(begin)

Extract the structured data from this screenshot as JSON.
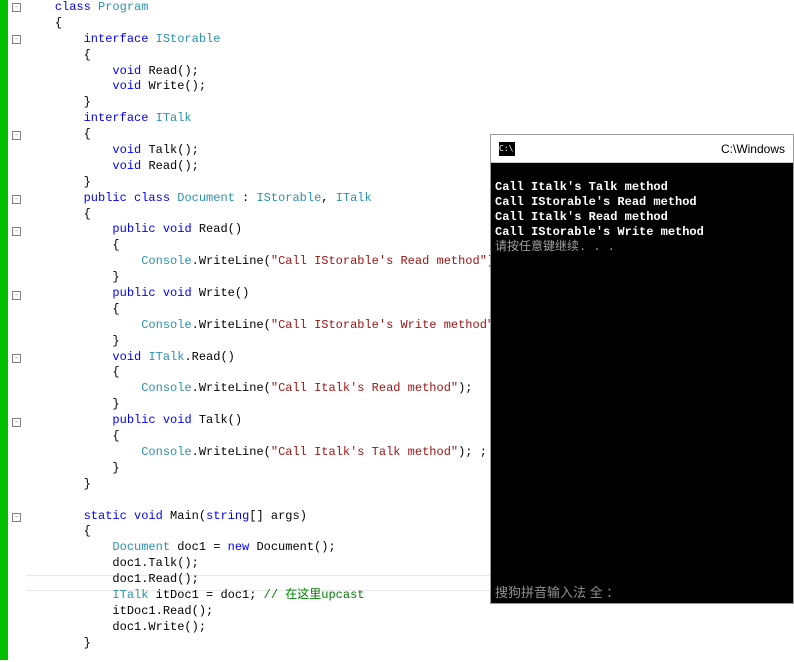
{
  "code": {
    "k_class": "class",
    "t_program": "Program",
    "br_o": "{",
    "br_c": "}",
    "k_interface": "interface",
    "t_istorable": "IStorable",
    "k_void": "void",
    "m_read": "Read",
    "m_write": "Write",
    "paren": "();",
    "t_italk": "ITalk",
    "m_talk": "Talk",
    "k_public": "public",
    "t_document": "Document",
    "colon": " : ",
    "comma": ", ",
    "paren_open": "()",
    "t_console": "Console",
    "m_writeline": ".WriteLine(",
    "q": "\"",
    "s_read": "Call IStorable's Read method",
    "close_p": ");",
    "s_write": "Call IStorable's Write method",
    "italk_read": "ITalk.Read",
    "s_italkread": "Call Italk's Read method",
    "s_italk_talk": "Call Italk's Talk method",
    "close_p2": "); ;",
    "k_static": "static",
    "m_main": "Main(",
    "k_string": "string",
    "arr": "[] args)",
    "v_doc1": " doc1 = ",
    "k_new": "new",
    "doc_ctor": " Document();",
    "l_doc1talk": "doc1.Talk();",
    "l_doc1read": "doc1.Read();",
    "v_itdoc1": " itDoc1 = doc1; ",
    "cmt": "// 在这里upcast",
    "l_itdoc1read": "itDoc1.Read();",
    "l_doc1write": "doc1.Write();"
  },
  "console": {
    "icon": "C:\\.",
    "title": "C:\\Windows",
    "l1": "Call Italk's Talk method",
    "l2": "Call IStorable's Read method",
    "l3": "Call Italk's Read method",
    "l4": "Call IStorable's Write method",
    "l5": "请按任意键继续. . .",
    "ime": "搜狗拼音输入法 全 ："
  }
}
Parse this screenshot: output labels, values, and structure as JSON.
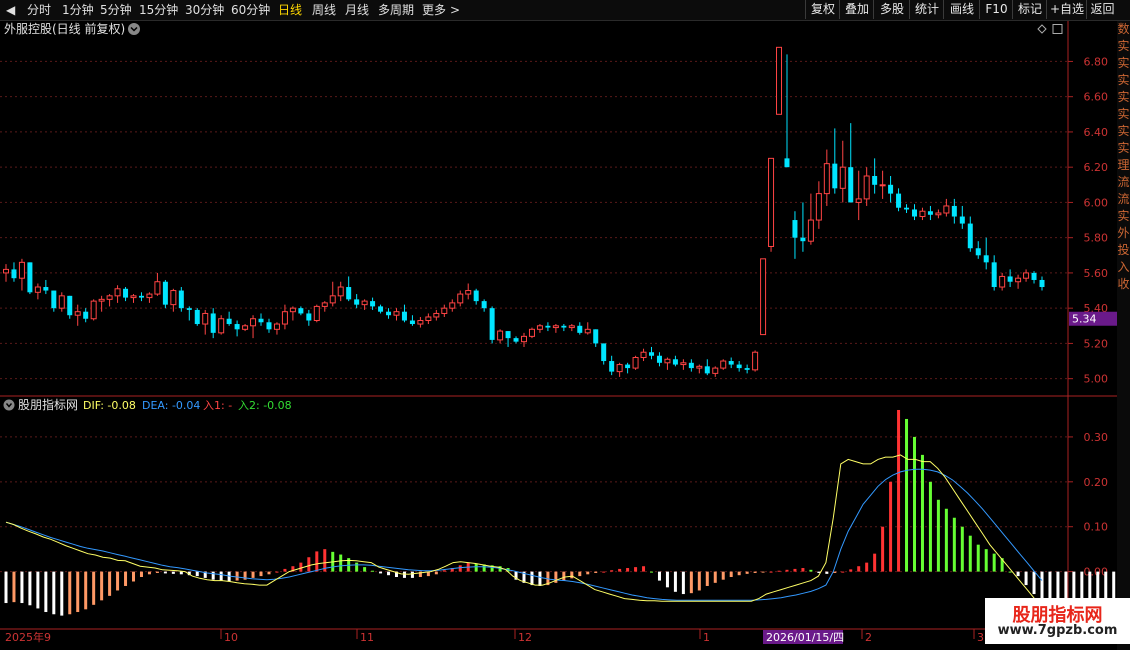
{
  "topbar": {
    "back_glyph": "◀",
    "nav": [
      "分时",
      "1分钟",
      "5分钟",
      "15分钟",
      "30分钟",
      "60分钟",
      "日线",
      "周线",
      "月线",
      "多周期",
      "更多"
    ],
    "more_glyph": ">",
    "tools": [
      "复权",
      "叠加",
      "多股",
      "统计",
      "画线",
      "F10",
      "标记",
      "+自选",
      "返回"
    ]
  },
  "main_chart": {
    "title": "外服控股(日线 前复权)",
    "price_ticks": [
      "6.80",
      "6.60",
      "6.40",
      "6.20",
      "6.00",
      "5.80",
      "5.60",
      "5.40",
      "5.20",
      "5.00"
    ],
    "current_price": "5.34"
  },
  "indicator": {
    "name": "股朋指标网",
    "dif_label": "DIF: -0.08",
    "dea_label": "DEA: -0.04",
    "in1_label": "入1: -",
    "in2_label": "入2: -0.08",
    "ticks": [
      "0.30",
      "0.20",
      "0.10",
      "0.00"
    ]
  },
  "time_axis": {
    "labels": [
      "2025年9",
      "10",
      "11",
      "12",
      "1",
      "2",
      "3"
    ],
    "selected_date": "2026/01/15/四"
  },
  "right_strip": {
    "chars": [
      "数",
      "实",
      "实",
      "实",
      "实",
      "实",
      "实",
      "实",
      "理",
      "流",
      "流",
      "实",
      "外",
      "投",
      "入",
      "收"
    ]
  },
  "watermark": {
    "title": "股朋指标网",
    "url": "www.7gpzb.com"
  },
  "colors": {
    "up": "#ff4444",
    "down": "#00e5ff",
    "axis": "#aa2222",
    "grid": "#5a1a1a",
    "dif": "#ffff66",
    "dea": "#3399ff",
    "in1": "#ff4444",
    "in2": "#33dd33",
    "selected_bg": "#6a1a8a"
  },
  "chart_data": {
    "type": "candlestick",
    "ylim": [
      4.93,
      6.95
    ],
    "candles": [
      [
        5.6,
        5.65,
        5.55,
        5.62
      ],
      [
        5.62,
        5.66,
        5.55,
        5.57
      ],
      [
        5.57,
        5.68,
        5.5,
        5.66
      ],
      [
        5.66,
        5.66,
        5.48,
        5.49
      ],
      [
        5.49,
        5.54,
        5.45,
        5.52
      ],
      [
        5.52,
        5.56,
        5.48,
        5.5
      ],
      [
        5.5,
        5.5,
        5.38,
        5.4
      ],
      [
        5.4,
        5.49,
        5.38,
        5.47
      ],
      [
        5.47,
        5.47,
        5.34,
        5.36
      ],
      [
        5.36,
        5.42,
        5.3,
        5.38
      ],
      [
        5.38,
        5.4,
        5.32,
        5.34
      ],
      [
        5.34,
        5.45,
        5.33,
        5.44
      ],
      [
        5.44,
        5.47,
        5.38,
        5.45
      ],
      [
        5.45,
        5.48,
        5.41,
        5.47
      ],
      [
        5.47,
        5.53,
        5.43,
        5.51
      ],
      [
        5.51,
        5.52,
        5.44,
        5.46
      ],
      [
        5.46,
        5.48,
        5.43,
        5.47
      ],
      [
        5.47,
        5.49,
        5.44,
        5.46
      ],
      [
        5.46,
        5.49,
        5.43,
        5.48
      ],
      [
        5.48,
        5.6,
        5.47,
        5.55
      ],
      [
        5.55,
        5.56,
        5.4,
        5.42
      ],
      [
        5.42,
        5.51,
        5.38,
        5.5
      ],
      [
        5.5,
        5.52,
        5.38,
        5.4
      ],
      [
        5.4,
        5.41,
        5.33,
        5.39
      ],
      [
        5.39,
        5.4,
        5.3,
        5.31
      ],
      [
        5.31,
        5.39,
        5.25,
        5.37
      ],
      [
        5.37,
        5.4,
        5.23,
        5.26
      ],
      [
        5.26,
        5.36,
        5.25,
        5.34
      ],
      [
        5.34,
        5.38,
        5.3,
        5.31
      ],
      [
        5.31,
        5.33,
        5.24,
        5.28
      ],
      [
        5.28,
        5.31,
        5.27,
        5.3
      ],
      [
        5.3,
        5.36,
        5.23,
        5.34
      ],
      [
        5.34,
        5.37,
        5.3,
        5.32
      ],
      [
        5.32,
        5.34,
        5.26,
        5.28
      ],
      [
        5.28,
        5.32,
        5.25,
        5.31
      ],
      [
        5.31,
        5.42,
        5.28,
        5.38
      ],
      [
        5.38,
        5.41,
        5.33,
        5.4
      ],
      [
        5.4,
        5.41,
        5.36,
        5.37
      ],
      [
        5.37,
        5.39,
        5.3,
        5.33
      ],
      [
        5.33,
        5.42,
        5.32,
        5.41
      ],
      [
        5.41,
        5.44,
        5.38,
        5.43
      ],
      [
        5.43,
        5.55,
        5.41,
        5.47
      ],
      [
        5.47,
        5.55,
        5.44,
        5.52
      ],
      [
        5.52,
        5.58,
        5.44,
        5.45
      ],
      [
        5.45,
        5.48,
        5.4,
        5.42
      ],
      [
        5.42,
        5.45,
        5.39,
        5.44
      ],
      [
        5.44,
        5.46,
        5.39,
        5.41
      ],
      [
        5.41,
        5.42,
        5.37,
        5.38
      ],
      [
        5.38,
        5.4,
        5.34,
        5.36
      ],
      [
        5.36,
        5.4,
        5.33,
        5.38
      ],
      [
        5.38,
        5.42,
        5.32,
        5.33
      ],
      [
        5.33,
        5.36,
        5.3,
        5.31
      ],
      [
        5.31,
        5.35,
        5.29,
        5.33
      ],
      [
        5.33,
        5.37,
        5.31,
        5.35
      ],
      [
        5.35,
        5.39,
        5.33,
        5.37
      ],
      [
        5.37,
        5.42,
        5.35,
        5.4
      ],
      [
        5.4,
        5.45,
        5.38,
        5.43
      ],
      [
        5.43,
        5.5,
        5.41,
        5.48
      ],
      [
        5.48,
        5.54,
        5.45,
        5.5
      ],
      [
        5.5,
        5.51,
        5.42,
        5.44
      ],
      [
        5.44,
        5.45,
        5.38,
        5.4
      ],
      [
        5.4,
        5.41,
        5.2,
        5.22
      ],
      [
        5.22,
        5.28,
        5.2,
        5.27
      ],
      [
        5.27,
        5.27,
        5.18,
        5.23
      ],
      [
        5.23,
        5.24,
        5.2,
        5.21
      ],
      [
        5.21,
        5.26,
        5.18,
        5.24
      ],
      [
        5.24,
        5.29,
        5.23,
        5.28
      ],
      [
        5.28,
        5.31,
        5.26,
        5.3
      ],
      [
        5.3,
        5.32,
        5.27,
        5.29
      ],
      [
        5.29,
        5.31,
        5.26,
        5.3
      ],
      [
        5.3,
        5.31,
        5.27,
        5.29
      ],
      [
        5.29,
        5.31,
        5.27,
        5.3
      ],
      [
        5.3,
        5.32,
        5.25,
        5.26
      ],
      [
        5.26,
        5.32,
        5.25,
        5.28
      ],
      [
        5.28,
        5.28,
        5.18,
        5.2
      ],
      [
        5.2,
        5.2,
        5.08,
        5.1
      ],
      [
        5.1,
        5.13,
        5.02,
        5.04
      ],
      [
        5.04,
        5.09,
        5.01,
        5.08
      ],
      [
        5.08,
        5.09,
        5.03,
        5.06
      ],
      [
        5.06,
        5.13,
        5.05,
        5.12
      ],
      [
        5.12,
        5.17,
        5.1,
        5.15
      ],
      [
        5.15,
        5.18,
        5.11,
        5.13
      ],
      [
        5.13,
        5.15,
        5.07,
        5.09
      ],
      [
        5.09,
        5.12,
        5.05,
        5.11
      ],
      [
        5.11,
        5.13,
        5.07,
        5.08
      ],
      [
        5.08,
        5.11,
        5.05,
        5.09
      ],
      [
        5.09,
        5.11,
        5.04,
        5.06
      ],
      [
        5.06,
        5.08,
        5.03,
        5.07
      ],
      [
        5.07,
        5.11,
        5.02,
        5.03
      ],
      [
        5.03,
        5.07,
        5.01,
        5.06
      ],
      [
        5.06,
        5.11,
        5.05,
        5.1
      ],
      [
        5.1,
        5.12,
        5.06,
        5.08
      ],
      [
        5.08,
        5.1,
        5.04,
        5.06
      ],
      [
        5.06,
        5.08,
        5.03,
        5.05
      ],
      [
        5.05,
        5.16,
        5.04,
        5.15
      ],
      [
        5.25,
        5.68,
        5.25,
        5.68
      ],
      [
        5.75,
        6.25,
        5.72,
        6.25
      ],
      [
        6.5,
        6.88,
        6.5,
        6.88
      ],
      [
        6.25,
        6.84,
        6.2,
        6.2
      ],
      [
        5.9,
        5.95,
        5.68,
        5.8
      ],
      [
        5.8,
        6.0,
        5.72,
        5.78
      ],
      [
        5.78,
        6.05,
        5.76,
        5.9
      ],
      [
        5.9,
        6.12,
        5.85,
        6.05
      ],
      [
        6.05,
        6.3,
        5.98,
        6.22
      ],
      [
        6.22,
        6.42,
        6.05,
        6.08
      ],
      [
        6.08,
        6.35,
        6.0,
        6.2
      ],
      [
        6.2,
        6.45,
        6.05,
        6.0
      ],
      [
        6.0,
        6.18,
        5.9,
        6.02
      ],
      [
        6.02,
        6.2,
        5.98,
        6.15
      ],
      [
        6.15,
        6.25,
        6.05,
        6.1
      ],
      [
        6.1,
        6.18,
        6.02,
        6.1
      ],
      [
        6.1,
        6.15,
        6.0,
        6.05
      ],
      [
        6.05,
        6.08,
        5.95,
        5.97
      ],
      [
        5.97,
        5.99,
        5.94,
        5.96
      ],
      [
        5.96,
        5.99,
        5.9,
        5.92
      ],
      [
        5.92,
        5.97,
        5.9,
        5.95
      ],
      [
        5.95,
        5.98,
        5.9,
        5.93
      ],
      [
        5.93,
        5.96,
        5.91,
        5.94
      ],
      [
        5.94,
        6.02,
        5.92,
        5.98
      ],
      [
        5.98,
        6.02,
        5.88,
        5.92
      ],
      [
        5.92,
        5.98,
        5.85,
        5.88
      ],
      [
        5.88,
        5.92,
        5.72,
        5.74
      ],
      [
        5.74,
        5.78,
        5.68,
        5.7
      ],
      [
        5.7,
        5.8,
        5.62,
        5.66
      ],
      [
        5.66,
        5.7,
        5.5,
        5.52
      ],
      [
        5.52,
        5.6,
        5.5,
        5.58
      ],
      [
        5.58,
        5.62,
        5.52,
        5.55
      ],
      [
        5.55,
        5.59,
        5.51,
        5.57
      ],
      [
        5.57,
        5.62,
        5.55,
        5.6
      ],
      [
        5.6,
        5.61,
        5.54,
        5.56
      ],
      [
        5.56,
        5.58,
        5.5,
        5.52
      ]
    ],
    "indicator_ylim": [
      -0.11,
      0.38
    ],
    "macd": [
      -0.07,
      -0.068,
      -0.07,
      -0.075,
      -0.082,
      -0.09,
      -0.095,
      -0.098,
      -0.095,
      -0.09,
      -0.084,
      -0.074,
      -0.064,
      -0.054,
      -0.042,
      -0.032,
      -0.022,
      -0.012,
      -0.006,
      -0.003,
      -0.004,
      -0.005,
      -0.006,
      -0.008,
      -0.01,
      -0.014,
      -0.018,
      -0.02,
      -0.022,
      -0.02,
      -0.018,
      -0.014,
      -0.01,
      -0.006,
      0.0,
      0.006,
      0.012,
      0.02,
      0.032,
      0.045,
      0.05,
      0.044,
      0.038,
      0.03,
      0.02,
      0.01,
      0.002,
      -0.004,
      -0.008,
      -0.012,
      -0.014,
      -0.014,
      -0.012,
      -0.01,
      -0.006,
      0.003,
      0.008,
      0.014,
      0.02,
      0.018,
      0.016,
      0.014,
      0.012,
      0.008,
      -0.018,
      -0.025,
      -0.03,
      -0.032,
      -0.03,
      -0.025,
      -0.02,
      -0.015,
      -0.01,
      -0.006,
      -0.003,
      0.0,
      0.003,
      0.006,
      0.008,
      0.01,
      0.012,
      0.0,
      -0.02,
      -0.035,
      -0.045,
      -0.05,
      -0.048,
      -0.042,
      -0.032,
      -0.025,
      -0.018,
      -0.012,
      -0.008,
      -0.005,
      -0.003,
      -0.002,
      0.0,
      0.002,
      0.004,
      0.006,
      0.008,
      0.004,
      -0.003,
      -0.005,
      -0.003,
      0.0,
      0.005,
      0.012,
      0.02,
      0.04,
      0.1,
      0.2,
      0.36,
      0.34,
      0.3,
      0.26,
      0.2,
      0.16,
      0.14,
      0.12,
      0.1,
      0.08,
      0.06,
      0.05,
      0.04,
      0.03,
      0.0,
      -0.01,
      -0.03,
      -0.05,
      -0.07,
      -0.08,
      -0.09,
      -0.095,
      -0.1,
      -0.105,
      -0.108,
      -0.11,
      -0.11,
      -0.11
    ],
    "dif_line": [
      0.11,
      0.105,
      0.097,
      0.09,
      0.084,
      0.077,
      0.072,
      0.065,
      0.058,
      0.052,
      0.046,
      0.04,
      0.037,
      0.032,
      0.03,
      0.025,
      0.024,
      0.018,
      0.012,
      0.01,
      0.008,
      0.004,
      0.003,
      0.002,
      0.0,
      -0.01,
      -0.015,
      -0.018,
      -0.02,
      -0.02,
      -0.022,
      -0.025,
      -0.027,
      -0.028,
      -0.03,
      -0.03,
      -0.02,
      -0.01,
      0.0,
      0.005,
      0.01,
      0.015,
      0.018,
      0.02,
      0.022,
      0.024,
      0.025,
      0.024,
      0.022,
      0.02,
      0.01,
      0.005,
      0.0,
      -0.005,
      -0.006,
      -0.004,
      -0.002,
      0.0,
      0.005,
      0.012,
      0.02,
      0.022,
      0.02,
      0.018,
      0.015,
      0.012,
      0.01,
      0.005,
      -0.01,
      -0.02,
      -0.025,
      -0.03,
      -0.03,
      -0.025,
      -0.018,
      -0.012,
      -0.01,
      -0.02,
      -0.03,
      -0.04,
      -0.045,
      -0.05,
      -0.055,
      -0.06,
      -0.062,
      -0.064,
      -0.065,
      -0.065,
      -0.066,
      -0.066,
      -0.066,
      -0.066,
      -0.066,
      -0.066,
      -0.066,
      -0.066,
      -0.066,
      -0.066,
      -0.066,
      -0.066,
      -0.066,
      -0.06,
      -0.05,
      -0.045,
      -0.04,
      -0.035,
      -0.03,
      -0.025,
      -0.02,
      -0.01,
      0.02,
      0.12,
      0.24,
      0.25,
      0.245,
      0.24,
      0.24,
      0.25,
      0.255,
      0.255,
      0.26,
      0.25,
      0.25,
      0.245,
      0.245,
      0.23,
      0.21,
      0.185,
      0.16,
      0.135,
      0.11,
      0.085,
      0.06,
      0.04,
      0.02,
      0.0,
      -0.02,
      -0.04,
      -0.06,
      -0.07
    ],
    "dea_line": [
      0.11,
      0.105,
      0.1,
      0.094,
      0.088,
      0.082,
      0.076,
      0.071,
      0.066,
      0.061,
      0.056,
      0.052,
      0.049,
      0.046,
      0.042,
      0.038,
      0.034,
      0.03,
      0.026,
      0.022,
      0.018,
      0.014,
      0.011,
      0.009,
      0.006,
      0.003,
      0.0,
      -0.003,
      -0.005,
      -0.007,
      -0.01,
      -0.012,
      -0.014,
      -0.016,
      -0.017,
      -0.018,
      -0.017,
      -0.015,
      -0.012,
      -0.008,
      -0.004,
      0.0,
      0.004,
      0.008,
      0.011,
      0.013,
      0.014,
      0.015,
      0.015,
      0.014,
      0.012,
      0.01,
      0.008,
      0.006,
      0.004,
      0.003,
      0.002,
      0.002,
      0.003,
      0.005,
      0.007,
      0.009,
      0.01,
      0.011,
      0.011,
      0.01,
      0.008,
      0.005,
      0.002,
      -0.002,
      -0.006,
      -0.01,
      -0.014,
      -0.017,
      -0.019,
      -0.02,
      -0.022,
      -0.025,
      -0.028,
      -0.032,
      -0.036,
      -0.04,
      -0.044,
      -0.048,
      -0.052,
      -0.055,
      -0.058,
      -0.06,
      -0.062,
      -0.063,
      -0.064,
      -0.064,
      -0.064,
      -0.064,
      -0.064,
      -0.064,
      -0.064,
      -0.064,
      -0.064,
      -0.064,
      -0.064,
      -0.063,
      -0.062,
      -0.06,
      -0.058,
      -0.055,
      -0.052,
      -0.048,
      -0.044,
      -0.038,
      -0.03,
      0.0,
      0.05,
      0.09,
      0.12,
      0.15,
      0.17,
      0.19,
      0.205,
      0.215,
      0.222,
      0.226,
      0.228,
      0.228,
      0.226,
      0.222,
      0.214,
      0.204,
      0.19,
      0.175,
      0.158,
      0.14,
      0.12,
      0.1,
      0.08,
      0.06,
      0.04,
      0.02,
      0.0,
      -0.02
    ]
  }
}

(end)

Task: Find every line that has "Read" in it, then return those lines.

Solution:
    "m_read": "Read",
    "s_read": "Call IStorable's Read method",
    "italk_read": "ITalk.Read",
    "s_italkread": "Call Italk's Read method",
    "l_doc1read": "doc1.Read();",
    "l_itdoc1read": "itDoc1.Read();",
    "l2": "Call IStorable's Read method",
    "l3": "Call Italk's Read method",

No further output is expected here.